Description of the task:
Which lines in the material below contain the word "this"? Copy each of them.

Data entries:
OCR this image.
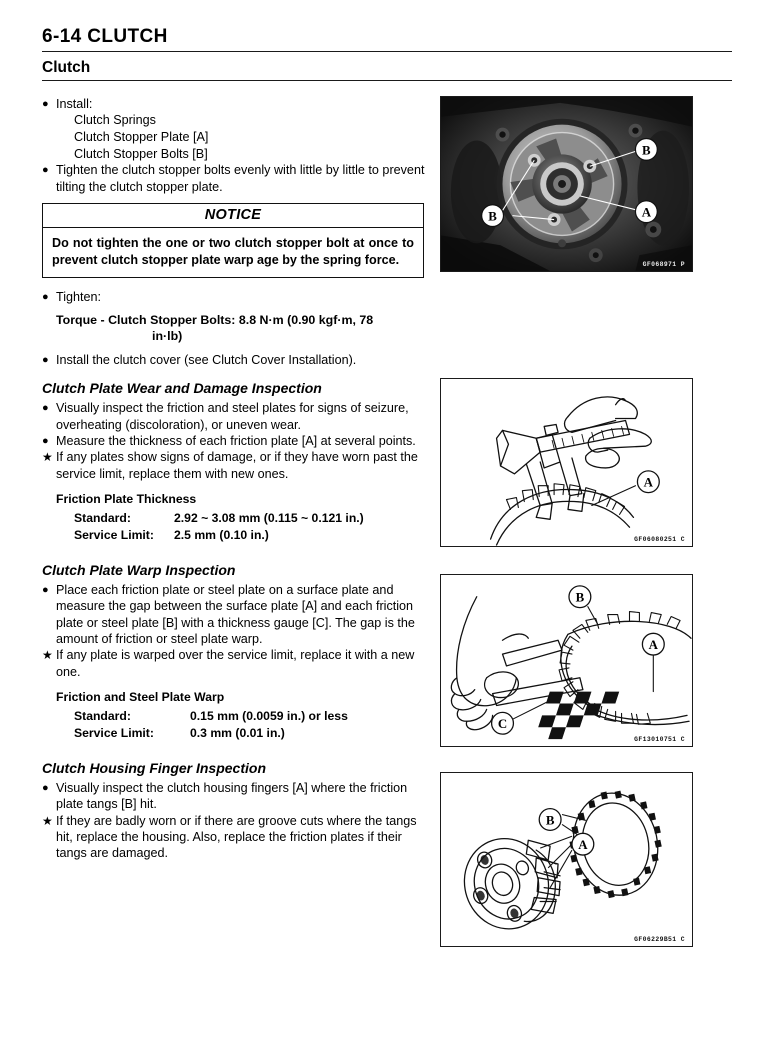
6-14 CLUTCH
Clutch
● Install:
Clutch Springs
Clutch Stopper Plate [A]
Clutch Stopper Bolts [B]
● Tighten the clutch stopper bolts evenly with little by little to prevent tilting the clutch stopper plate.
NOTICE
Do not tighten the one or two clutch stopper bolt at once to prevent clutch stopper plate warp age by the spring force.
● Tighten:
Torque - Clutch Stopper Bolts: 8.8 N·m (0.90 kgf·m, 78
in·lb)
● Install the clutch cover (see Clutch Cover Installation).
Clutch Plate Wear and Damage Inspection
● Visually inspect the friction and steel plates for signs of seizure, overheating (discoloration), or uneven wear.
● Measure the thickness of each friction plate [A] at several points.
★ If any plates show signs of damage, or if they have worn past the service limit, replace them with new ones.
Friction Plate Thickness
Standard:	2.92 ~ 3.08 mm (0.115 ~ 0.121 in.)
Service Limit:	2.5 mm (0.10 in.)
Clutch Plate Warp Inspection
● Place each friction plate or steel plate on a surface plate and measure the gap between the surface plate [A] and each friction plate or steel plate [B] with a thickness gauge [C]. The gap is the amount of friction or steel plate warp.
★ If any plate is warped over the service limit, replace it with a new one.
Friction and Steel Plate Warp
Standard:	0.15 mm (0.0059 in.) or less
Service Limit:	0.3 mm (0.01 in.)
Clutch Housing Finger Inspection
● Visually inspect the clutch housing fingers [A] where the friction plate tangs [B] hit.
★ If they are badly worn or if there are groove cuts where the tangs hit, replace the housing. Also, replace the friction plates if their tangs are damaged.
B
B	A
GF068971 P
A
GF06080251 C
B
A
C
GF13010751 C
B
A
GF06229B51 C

* * *

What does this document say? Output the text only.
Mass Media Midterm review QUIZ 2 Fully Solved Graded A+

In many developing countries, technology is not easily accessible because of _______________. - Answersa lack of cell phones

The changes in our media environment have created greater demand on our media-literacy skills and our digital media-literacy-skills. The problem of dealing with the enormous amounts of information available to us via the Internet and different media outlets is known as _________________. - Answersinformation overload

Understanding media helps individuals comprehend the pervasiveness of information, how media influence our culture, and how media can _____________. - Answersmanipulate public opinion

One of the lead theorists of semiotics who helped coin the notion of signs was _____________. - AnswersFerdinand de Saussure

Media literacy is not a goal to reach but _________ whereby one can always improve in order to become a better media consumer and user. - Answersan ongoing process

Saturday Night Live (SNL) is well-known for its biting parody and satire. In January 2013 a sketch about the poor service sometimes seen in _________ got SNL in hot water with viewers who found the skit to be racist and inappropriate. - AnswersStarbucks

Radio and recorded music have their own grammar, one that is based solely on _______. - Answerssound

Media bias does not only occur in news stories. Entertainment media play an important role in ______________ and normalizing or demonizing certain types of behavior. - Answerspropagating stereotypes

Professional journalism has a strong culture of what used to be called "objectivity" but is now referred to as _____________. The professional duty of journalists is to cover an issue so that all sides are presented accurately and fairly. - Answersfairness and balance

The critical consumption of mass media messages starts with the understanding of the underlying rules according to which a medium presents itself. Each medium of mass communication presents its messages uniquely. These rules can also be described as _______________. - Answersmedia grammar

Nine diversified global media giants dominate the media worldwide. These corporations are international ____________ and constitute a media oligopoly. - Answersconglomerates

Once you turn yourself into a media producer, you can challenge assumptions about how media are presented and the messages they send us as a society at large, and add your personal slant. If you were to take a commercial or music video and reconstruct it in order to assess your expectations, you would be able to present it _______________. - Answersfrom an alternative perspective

Exercise result:
OCR this image.
What does this document say? Output the text only.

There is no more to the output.